[Stored items]

********

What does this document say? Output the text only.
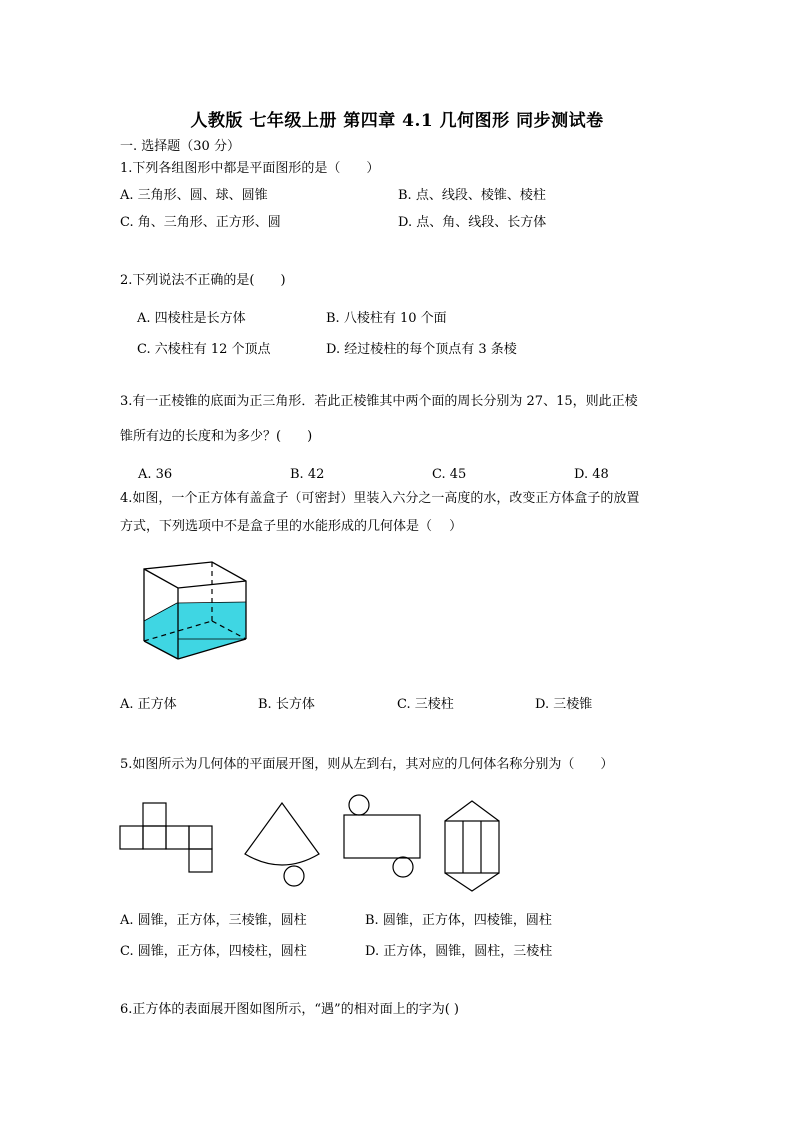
人教版 七年级上册 第四章 4.1 几何图形 同步测试卷
一. 选择题（30 分）
1.下列各组图形中都是平面图形的是（　　）
A. 三角形、圆、球、圆锥	B. 点、线段、棱锥、棱柱
C. 角、三角形、正方形、圆	D. 点、角、线段、长方体
2.下列说法不正确的是(　　)
A. 四棱柱是长方体	B. 八棱柱有 10 个面
C. 六棱柱有 12 个顶点	D. 经过棱柱的每个顶点有 3 条棱
3.有一正棱锥的底面为正三角形．若此正棱锥其中两个面的周长分别为 27、15，则此正棱
锥所有边的长度和为多少？(　　)
A. 36	B. 42	C. 45	D. 48
4.如图，一个正方体有盖盒子（可密封）里装入六分之一高度的水，改变正方体盒子的放置
方式，下列选项中不是盒子里的水能形成的几何体是（　 ）
A. 正方体	B. 长方体	C. 三棱柱	D. 三棱锥
5.如图所示为几何体的平面展开图，则从左到右，其对应的几何体名称分别为（　　）
A. 圆锥，正方体，三棱锥，圆柱	B. 圆锥，正方体，四棱锥，圆柱
C. 圆锥，正方体，四棱柱，圆柱	D. 正方体，圆锥，圆柱，三棱柱
6.正方体的表面展开图如图所示，“遇”的相对面上的字为( )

********

[The request] The listing above needs to be output again exactly. Don't include the pictures.

[Exercise response]
What does this document say? Output the text only.
人教版 七年级上册 第四章 4.1 几何图形 同步测试卷
一. 选择题（30 分）
1.下列各组图形中都是平面图形的是（　　）
A. 三角形、圆、球、圆锥	B. 点、线段、棱锥、棱柱
C. 角、三角形、正方形、圆	D. 点、角、线段、长方体
2.下列说法不正确的是(　　)
A. 四棱柱是长方体	B. 八棱柱有 10 个面
C. 六棱柱有 12 个顶点	D. 经过棱柱的每个顶点有 3 条棱
3.有一正棱锥的底面为正三角形．若此正棱锥其中两个面的周长分别为 27、15，则此正棱
锥所有边的长度和为多少？(　　)
A. 36	B. 42	C. 45	D. 48
4.如图，一个正方体有盖盒子（可密封）里装入六分之一高度的水，改变正方体盒子的放置
方式，下列选项中不是盒子里的水能形成的几何体是（　 ）
A. 正方体	B. 长方体	C. 三棱柱	D. 三棱锥
5.如图所示为几何体的平面展开图，则从左到右，其对应的几何体名称分别为（　　）
A. 圆锥，正方体，三棱锥，圆柱	B. 圆锥，正方体，四棱锥，圆柱
C. 圆锥，正方体，四棱柱，圆柱	D. 正方体，圆锥，圆柱，三棱柱
6.正方体的表面展开图如图所示，“遇”的相对面上的字为( )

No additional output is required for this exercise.